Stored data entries

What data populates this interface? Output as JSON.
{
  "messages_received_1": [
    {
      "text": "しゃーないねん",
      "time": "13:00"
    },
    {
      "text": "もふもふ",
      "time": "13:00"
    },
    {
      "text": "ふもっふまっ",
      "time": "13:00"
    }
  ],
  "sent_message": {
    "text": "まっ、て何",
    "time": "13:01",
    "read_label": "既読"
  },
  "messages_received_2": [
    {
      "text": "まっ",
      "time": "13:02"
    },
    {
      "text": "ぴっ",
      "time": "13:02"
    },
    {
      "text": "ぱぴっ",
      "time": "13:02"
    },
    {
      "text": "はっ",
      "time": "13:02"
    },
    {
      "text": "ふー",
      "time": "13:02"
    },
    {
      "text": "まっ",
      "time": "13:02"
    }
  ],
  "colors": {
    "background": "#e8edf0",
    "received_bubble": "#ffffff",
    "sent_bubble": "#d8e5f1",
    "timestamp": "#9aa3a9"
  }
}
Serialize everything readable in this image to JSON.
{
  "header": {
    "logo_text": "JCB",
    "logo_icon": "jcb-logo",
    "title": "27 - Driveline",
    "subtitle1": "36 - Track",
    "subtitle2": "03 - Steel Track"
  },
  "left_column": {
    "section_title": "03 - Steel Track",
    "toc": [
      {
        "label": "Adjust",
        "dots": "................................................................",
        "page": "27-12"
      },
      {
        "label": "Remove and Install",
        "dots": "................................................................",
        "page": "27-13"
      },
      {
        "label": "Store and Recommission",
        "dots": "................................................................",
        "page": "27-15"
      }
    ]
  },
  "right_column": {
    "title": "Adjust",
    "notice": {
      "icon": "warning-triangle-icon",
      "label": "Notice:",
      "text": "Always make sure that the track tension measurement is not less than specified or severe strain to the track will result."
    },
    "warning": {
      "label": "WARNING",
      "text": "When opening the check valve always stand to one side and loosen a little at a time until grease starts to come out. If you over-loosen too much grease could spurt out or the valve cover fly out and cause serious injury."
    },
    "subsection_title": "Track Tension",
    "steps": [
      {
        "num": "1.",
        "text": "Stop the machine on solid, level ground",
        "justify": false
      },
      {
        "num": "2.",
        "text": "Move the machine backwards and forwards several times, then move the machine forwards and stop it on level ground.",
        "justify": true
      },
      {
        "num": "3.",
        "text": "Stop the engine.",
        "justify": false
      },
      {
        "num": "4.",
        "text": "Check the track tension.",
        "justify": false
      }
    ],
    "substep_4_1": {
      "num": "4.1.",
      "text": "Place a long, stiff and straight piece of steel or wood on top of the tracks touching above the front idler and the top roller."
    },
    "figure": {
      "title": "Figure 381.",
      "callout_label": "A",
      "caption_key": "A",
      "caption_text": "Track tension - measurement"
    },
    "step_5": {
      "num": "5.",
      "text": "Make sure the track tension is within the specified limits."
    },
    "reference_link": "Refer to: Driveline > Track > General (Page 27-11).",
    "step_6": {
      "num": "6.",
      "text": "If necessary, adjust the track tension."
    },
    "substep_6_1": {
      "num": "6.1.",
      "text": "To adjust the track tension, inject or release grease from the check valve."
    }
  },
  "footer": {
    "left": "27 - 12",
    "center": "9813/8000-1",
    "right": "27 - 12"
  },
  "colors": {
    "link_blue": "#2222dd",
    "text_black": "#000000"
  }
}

_TASK REQUIREMENTS_
Restate the listing above word for word.

_THE OUTPUT_
What data populates this interface? Output as JSON.
{
  "messages_received_1": [
    {
      "text": "しゃーないねん",
      "time": "13:00"
    },
    {
      "text": "もふもふ",
      "time": "13:00"
    },
    {
      "text": "ふもっふまっ",
      "time": "13:00"
    }
  ],
  "sent_message": {
    "text": "まっ、て何",
    "time": "13:01",
    "read_label": "既読"
  },
  "messages_received_2": [
    {
      "text": "まっ",
      "time": "13:02"
    },
    {
      "text": "ぴっ",
      "time": "13:02"
    },
    {
      "text": "ぱぴっ",
      "time": "13:02"
    },
    {
      "text": "はっ",
      "time": "13:02"
    },
    {
      "text": "ふー",
      "time": "13:02"
    },
    {
      "text": "まっ",
      "time": "13:02"
    }
  ],
  "colors": {
    "background": "#e8edf0",
    "received_bubble": "#ffffff",
    "sent_bubble": "#d8e5f1",
    "timestamp": "#9aa3a9"
  }
}
Serialize everything readable in this image to JSON.
{
  "header": {
    "logo_text": "JCB",
    "logo_icon": "jcb-logo",
    "title": "27 - Driveline",
    "subtitle1": "36 - Track",
    "subtitle2": "03 - Steel Track"
  },
  "left_column": {
    "section_title": "03 - Steel Track",
    "toc": [
      {
        "label": "Adjust",
        "dots": "................................................................",
        "page": "27-12"
      },
      {
        "label": "Remove and Install",
        "dots": "................................................................",
        "page": "27-13"
      },
      {
        "label": "Store and Recommission",
        "dots": "................................................................",
        "page": "27-15"
      }
    ]
  },
  "right_column": {
    "title": "Adjust",
    "notice": {
      "icon": "warning-triangle-icon",
      "label": "Notice:",
      "text": "Always make sure that the track tension measurement is not less than specified or severe strain to the track will result."
    },
    "warning": {
      "label": "WARNING",
      "text": "When opening the check valve always stand to one side and loosen a little at a time until grease starts to come out. If you over-loosen too much grease could spurt out or the valve cover fly out and cause serious injury."
    },
    "subsection_title": "Track Tension",
    "steps": [
      {
        "num": "1.",
        "text": "Stop the machine on solid, level ground",
        "justify": false
      },
      {
        "num": "2.",
        "text": "Move the machine backwards and forwards several times, then move the machine forwards and stop it on level ground.",
        "justify": true
      },
      {
        "num": "3.",
        "text": "Stop the engine.",
        "justify": false
      },
      {
        "num": "4.",
        "text": "Check the track tension.",
        "justify": false
      }
    ],
    "substep_4_1": {
      "num": "4.1.",
      "text": "Place a long, stiff and straight piece of steel or wood on top of the tracks touching above the front idler and the top roller."
    },
    "figure": {
      "title": "Figure 381.",
      "callout_label": "A",
      "caption_key": "A",
      "caption_text": "Track tension - measurement"
    },
    "step_5": {
      "num": "5.",
      "text": "Make sure the track tension is within the specified limits."
    },
    "reference_link": "Refer to: Driveline > Track > General (Page 27-11).",
    "step_6": {
      "num": "6.",
      "text": "If necessary, adjust the track tension."
    },
    "substep_6_1": {
      "num": "6.1.",
      "text": "To adjust the track tension, inject or release grease from the check valve."
    }
  },
  "footer": {
    "left": "27 - 12",
    "center": "9813/8000-1",
    "right": "27 - 12"
  },
  "colors": {
    "link_blue": "#2222dd",
    "text_black": "#000000"
  }
}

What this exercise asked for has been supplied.